Extracts from a graphics dataset:
— begin —
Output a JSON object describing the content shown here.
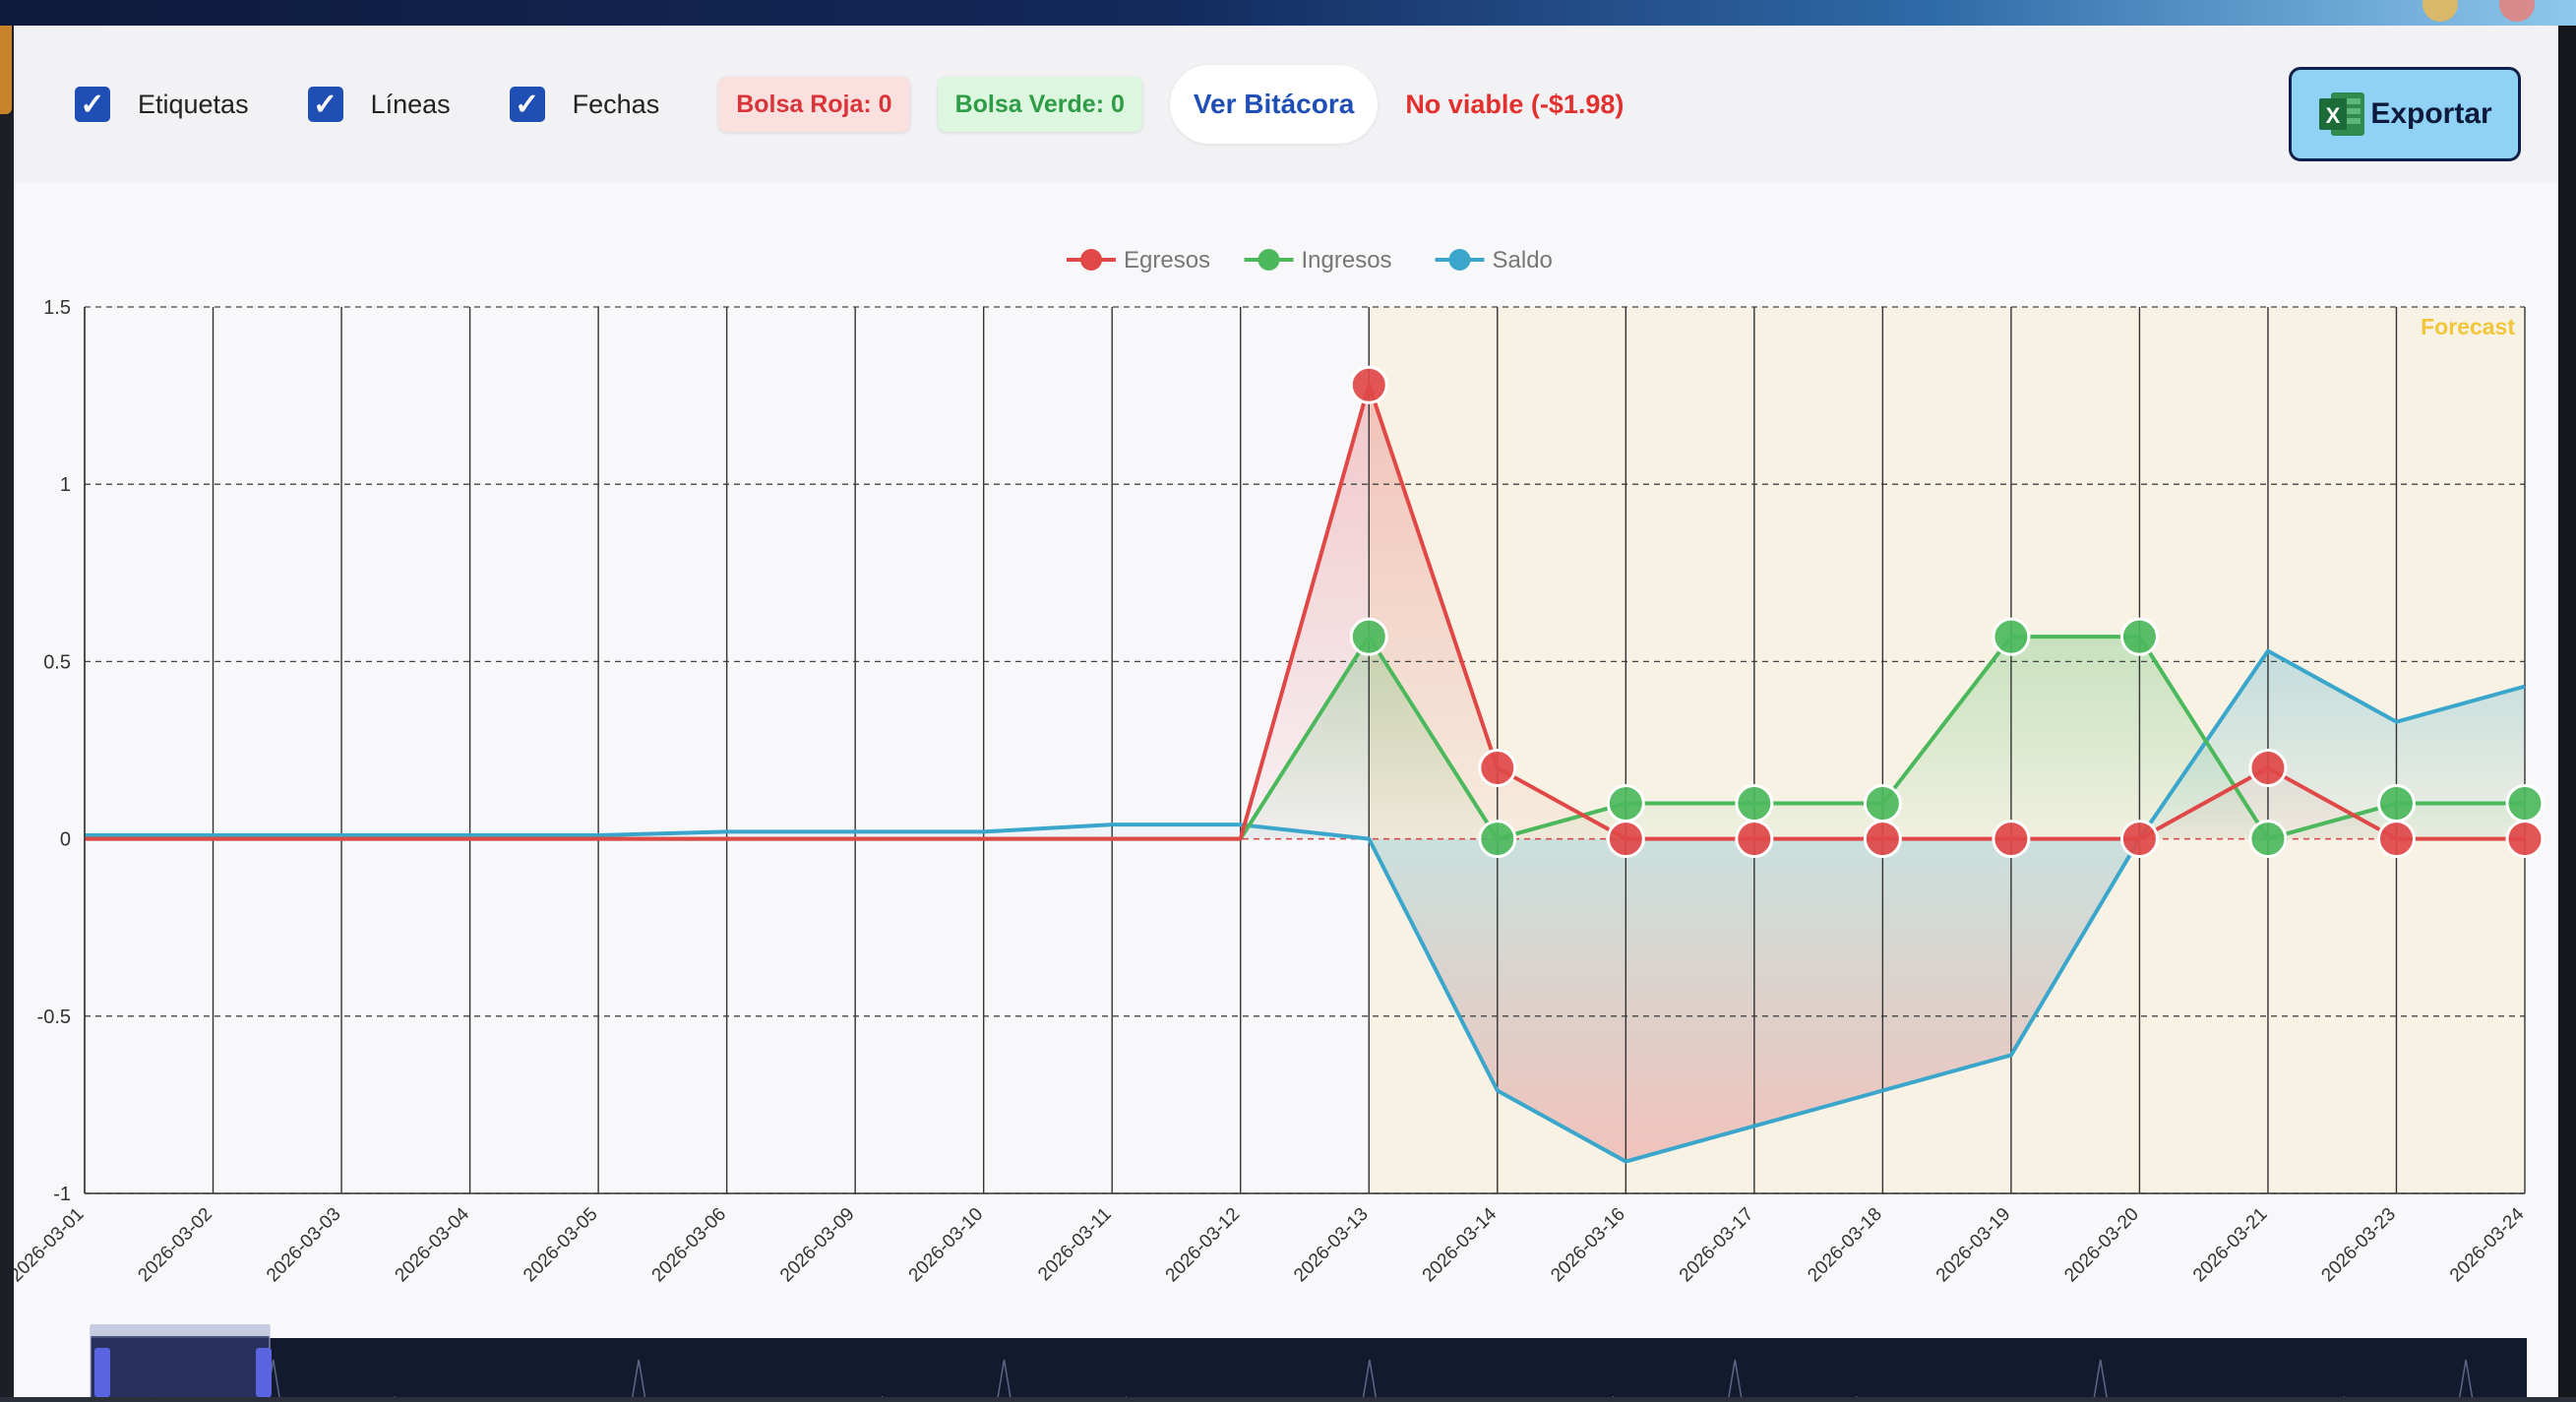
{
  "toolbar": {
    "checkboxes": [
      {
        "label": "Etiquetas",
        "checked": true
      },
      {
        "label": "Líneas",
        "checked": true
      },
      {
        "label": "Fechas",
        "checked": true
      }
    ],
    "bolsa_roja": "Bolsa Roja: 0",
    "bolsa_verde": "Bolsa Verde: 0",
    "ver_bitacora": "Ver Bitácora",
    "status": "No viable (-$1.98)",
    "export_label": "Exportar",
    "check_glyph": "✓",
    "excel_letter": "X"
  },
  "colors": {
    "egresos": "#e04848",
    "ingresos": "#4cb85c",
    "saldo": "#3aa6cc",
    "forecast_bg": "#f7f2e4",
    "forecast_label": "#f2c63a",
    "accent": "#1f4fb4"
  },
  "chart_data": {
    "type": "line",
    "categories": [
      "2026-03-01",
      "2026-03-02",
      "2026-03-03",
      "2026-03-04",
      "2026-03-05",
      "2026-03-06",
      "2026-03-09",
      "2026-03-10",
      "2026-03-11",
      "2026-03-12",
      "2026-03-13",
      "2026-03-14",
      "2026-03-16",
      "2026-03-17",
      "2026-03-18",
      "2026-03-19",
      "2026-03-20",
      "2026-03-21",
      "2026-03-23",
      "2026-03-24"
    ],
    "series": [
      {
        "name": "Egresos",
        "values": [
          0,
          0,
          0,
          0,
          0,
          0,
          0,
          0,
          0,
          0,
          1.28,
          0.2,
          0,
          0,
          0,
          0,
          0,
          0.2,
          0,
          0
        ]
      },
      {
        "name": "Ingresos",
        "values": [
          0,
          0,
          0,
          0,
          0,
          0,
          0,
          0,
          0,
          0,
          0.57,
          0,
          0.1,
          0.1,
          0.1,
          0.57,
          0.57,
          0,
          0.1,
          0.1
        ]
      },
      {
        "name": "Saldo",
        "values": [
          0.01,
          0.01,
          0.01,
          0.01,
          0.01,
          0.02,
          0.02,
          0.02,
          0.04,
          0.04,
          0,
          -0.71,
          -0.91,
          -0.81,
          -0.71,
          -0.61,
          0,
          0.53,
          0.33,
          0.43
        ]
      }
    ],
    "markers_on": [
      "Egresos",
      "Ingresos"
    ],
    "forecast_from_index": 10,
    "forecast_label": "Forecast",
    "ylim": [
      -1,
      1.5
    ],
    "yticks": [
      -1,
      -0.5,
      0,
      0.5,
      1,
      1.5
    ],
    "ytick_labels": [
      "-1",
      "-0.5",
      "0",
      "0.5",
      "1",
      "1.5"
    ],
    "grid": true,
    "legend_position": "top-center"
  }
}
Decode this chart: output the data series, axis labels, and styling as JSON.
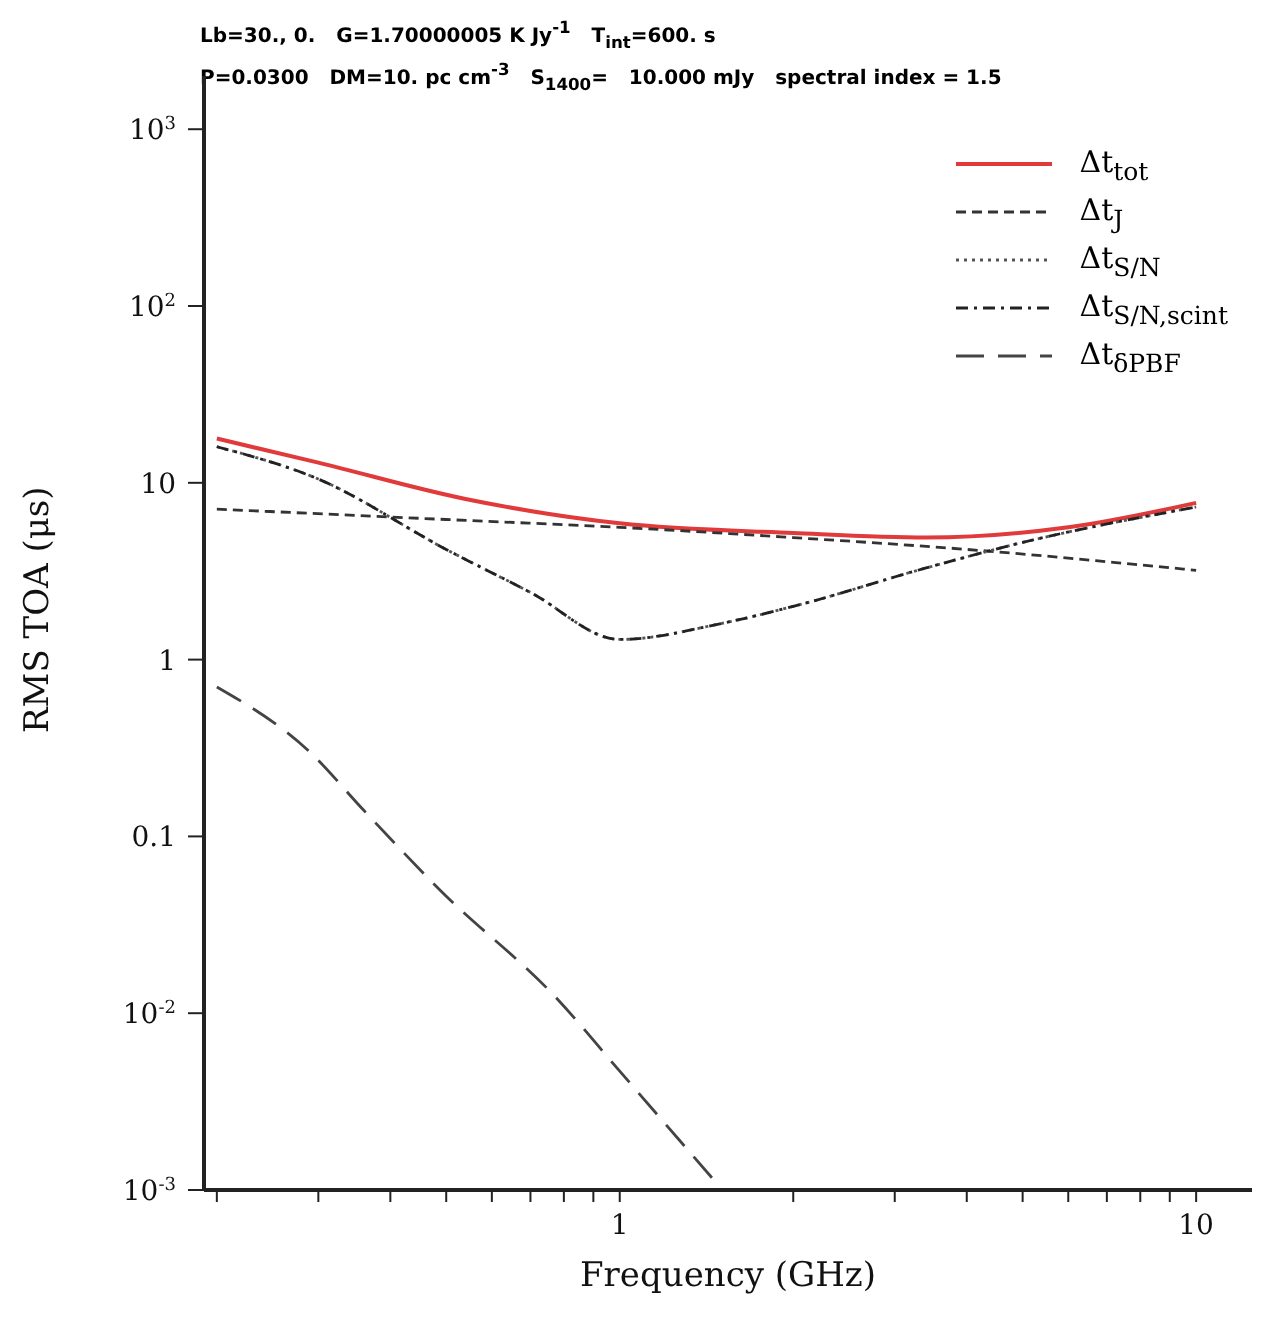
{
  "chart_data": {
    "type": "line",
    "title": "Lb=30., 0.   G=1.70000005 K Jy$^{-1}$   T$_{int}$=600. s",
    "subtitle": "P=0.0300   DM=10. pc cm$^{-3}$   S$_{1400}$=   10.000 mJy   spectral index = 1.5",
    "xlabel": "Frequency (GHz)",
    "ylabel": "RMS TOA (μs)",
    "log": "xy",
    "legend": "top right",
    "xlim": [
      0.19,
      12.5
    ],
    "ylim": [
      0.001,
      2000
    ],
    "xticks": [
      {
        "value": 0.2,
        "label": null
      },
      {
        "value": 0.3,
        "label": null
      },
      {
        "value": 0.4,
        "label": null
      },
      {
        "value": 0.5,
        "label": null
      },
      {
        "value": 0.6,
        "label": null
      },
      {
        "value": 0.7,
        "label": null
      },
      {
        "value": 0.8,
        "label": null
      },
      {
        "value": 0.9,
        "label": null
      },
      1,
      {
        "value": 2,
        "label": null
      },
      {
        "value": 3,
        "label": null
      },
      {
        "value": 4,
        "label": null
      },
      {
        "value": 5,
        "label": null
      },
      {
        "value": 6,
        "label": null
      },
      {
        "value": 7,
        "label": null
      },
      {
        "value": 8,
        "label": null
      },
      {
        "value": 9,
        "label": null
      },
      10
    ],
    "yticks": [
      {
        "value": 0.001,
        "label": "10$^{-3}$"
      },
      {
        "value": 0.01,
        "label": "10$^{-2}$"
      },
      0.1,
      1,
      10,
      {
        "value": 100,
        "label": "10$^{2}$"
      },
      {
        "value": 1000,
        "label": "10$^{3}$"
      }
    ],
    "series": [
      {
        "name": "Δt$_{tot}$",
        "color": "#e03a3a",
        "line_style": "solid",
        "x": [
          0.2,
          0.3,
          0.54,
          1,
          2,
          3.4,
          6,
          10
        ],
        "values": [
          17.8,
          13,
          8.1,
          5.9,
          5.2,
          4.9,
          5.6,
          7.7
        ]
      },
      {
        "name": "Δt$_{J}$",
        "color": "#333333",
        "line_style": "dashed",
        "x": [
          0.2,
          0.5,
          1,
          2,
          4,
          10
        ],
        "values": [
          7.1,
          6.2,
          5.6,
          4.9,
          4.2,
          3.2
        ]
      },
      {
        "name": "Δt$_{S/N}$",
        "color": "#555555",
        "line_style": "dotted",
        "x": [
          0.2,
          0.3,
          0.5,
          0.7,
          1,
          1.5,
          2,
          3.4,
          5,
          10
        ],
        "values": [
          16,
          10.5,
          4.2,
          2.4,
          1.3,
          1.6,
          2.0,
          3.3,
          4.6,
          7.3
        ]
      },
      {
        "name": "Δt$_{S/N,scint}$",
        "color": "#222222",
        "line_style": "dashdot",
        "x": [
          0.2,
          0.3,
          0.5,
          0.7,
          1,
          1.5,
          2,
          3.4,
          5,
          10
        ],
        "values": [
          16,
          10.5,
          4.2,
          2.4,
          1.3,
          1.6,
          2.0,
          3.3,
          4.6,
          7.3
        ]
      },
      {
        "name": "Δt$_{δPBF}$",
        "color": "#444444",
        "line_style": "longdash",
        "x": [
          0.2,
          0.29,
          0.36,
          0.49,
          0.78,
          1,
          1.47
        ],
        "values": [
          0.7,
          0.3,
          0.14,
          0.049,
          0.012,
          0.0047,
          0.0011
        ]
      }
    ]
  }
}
— end —
* _WORK TO BE COMPLETED_: Retype all entries exactly as they appear, dropping the images.

* _SOLUTION FOR THIS PROBLEM_:
Output a JSON object describing the content shown here.
{
  "toolbar": {
    "checkboxes": [
      {
        "label": "Etiquetas",
        "checked": true
      },
      {
        "label": "Líneas",
        "checked": true
      },
      {
        "label": "Fechas",
        "checked": true
      }
    ],
    "bolsa_roja": "Bolsa Roja: 0",
    "bolsa_verde": "Bolsa Verde: 0",
    "ver_bitacora": "Ver Bitácora",
    "status": "No viable (-$1.98)",
    "export_label": "Exportar",
    "check_glyph": "✓",
    "excel_letter": "X"
  },
  "colors": {
    "egresos": "#e04848",
    "ingresos": "#4cb85c",
    "saldo": "#3aa6cc",
    "forecast_bg": "#f7f2e4",
    "forecast_label": "#f2c63a",
    "accent": "#1f4fb4"
  },
  "chart_data": {
    "type": "line",
    "categories": [
      "2026-03-01",
      "2026-03-02",
      "2026-03-03",
      "2026-03-04",
      "2026-03-05",
      "2026-03-06",
      "2026-03-09",
      "2026-03-10",
      "2026-03-11",
      "2026-03-12",
      "2026-03-13",
      "2026-03-14",
      "2026-03-16",
      "2026-03-17",
      "2026-03-18",
      "2026-03-19",
      "2026-03-20",
      "2026-03-21",
      "2026-03-23",
      "2026-03-24"
    ],
    "series": [
      {
        "name": "Egresos",
        "values": [
          0,
          0,
          0,
          0,
          0,
          0,
          0,
          0,
          0,
          0,
          1.28,
          0.2,
          0,
          0,
          0,
          0,
          0,
          0.2,
          0,
          0
        ]
      },
      {
        "name": "Ingresos",
        "values": [
          0,
          0,
          0,
          0,
          0,
          0,
          0,
          0,
          0,
          0,
          0.57,
          0,
          0.1,
          0.1,
          0.1,
          0.57,
          0.57,
          0,
          0.1,
          0.1
        ]
      },
      {
        "name": "Saldo",
        "values": [
          0.01,
          0.01,
          0.01,
          0.01,
          0.01,
          0.02,
          0.02,
          0.02,
          0.04,
          0.04,
          0,
          -0.71,
          -0.91,
          -0.81,
          -0.71,
          -0.61,
          0,
          0.53,
          0.33,
          0.43
        ]
      }
    ],
    "markers_on": [
      "Egresos",
      "Ingresos"
    ],
    "forecast_from_index": 10,
    "forecast_label": "Forecast",
    "ylim": [
      -1,
      1.5
    ],
    "yticks": [
      -1,
      -0.5,
      0,
      0.5,
      1,
      1.5
    ],
    "ytick_labels": [
      "-1",
      "-0.5",
      "0",
      "0.5",
      "1",
      "1.5"
    ],
    "grid": true,
    "legend_position": "top-center"
  }
}
Decode this chart: output the data series, axis labels, and styling as JSON.
{
  "chart_data": {
    "type": "line",
    "title": "Lb=30., 0.   G=1.70000005 K Jy$^{-1}$   T$_{int}$=600. s",
    "subtitle": "P=0.0300   DM=10. pc cm$^{-3}$   S$_{1400}$=   10.000 mJy   spectral index = 1.5",
    "xlabel": "Frequency (GHz)",
    "ylabel": "RMS TOA (μs)",
    "log": "xy",
    "legend": "top right",
    "xlim": [
      0.19,
      12.5
    ],
    "ylim": [
      0.001,
      2000
    ],
    "xticks": [
      {
        "value": 0.2,
        "label": null
      },
      {
        "value": 0.3,
        "label": null
      },
      {
        "value": 0.4,
        "label": null
      },
      {
        "value": 0.5,
        "label": null
      },
      {
        "value": 0.6,
        "label": null
      },
      {
        "value": 0.7,
        "label": null
      },
      {
        "value": 0.8,
        "label": null
      },
      {
        "value": 0.9,
        "label": null
      },
      1,
      {
        "value": 2,
        "label": null
      },
      {
        "value": 3,
        "label": null
      },
      {
        "value": 4,
        "label": null
      },
      {
        "value": 5,
        "label": null
      },
      {
        "value": 6,
        "label": null
      },
      {
        "value": 7,
        "label": null
      },
      {
        "value": 8,
        "label": null
      },
      {
        "value": 9,
        "label": null
      },
      10
    ],
    "yticks": [
      {
        "value": 0.001,
        "label": "10$^{-3}$"
      },
      {
        "value": 0.01,
        "label": "10$^{-2}$"
      },
      0.1,
      1,
      10,
      {
        "value": 100,
        "label": "10$^{2}$"
      },
      {
        "value": 1000,
        "label": "10$^{3}$"
      }
    ],
    "series": [
      {
        "name": "Δt$_{tot}$",
        "color": "#e03a3a",
        "line_style": "solid",
        "x": [
          0.2,
          0.3,
          0.54,
          1,
          2,
          3.4,
          6,
          10
        ],
        "values": [
          17.8,
          13,
          8.1,
          5.9,
          5.2,
          4.9,
          5.6,
          7.7
        ]
      },
      {
        "name": "Δt$_{J}$",
        "color": "#333333",
        "line_style": "dashed",
        "x": [
          0.2,
          0.5,
          1,
          2,
          4,
          10
        ],
        "values": [
          7.1,
          6.2,
          5.6,
          4.9,
          4.2,
          3.2
        ]
      },
      {
        "name": "Δt$_{S/N}$",
        "color": "#555555",
        "line_style": "dotted",
        "x": [
          0.2,
          0.3,
          0.5,
          0.7,
          1,
          1.5,
          2,
          3.4,
          5,
          10
        ],
        "values": [
          16,
          10.5,
          4.2,
          2.4,
          1.3,
          1.6,
          2.0,
          3.3,
          4.6,
          7.3
        ]
      },
      {
        "name": "Δt$_{S/N,scint}$",
        "color": "#222222",
        "line_style": "dashdot",
        "x": [
          0.2,
          0.3,
          0.5,
          0.7,
          1,
          1.5,
          2,
          3.4,
          5,
          10
        ],
        "values": [
          16,
          10.5,
          4.2,
          2.4,
          1.3,
          1.6,
          2.0,
          3.3,
          4.6,
          7.3
        ]
      },
      {
        "name": "Δt$_{δPBF}$",
        "color": "#444444",
        "line_style": "longdash",
        "x": [
          0.2,
          0.29,
          0.36,
          0.49,
          0.78,
          1,
          1.47
        ],
        "values": [
          0.7,
          0.3,
          0.14,
          0.049,
          0.012,
          0.0047,
          0.0011
        ]
      }
    ]
  }
}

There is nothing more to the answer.